** START RECORDS PROVIDED **

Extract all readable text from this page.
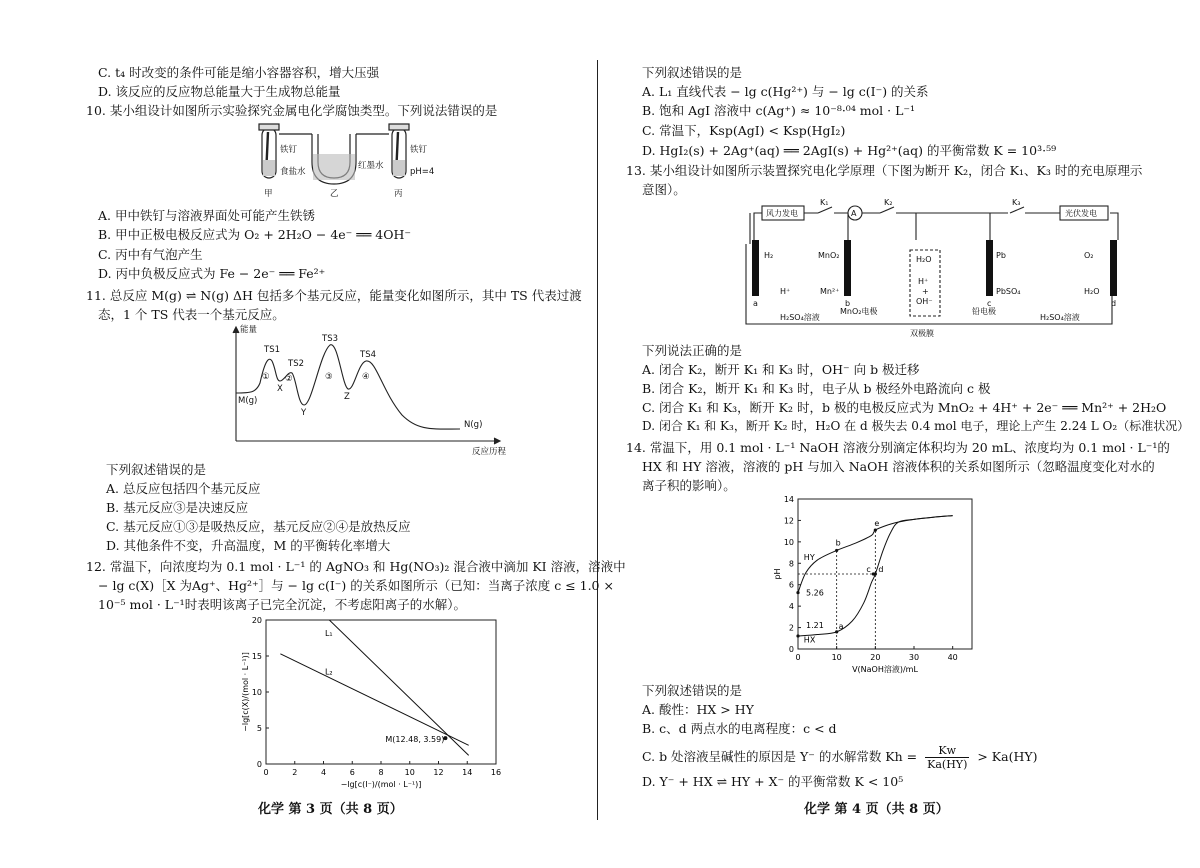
C. t₄ 时改变的条件可能是缩小容器容积，增大压强
D. 该反应的反应物总能量大于生成物总能量
10. 某小组设计如图所示实验探究金属电化学腐蚀类型。下列说法错误的是
铁钉
食盐水
红墨水
铁钉
pH=4
甲	乙	丙
A. 甲中铁钉与溶液界面处可能产生铁锈
B. 甲中正极电极反应式为 O₂ + 2H₂O − 4e⁻ ══ 4OH⁻
C. 丙中有气泡产生
D. 丙中负极反应式为 Fe − 2e⁻ ══ Fe²⁺
11. 总反应 M(g) ⇌ N(g) ΔH 包括多个基元反应，能量变化如图所示，其中 TS 代表过渡
态，1 个 TS 代表一个基元反应。
能量
反应历程
TS1
TS2
TS3
TS4
M(g)
N(g)
X
Y
Z
① ②	③	④
下列叙述错误的是
A. 总反应包括四个基元反应
B. 基元反应③是决速反应
C. 基元反应①③是吸热反应，基元反应②④是放热反应
D. 其他条件不变，升高温度，M 的平衡转化率增大
12. 常温下，向浓度均为 0.1 mol · L⁻¹ 的 AgNO₃ 和 Hg(NO₃)₂ 混合液中滴加 KI 溶液，溶液中
− lg c(X)［X 为Ag⁺、Hg²⁺］与 − lg c(I⁻) 的关系如图所示（已知：当离子浓度 c ≤ 1.0 ×
10⁻⁵ mol · L⁻¹时表明该离子已完全沉淀，不考虑阳离子的水解）。
0	2	4	6	8	10 12 14 16
0
5
10
15
20
−lg[c(I⁻)/(mol · L⁻¹)]
−lg[c(X)/(mol · L⁻¹)]
L₁
L₂
M(12.48, 3.59)
化学 第 3 页（共 8 页）
下列叙述错误的是
A. L₁ 直线代表 − lg c(Hg²⁺) 与 − lg c(I⁻) 的关系
B. 饱和 AgI 溶液中 c(Ag⁺) ≈ 10⁻⁸·⁰⁴ mol · L⁻¹
C. 常温下，Ksp(AgI) < Ksp(HgI₂)
D. HgI₂(s) + 2Ag⁺(aq) ══ 2AgI(s) + Hg²⁺(aq) 的平衡常数 K = 10³·⁵⁹
13. 某小组设计如图所示装置探究电化学原理（下图为断开 K₂，闭合 K₁、K₃ 时的充电原理示
意图）。
风力发电	光伏发电
K₁
A
K₂	K₃
H₂
H⁺
MnO₂
Mn²⁺
H₂O
H⁺
+
OH⁻
Pb
PbSO₄
O₂
H₂O
a	b	c	d
MnO₂电极	铅电极
H₂SO₄溶液	H₂SO₄溶液
双极膜
下列说法正确的是
A. 闭合 K₂，断开 K₁ 和 K₃ 时，OH⁻ 向 b 极迁移
B. 闭合 K₂，断开 K₁ 和 K₃ 时，电子从 b 极经外电路流向 c 极
C. 闭合 K₁ 和 K₃，断开 K₂ 时，b 极的电极反应式为 MnO₂ + 4H⁺ + 2e⁻ ══ Mn²⁺ + 2H₂O
D. 闭合 K₁ 和 K₃，断开 K₂ 时，H₂O 在 d 极失去 0.4 mol 电子，理论上产生 2.24 L O₂（标准状况）
14. 常温下，用 0.1 mol · L⁻¹ NaOH 溶液分别滴定体积均为 20 mL、浓度均为 0.1 mol · L⁻¹的
HX 和 HY 溶液，溶液的 pH 与加入 NaOH 溶液体积的关系如图所示（忽略温度变化对水的
离子积的影响）。
0	10	20	30	40
0
2
4
6
8
10
12
14
V(NaOH溶液)/mL
pH
HY
HX
5.26
1.21 a
b
c d
e
下列叙述错误的是
A. 酸性：HX > HY
B. c、d 两点水的电离程度：c < d
C. b 处溶液呈碱性的原因是 Y⁻ 的水解常数 $Kh = \frac{Kw}{Ka(HY)} > Ka(HY)$
D. Y⁻ + HX ⇌ HY + X⁻ 的平衡常数 K < 10⁵
化学 第 4 页（共 8 页）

** END RECORDS PROVIDED **

[DIRECTIVE] Locate all lines holding the word "的平衡常数", then copy them out.

[REPLY]
D. HgI₂(s) + 2Ag⁺(aq) ══ 2AgI(s) + Hg²⁺(aq) 的平衡常数 K = 10³·⁵⁹
D. Y⁻ + HX ⇌ HY + X⁻ 的平衡常数 K < 10⁵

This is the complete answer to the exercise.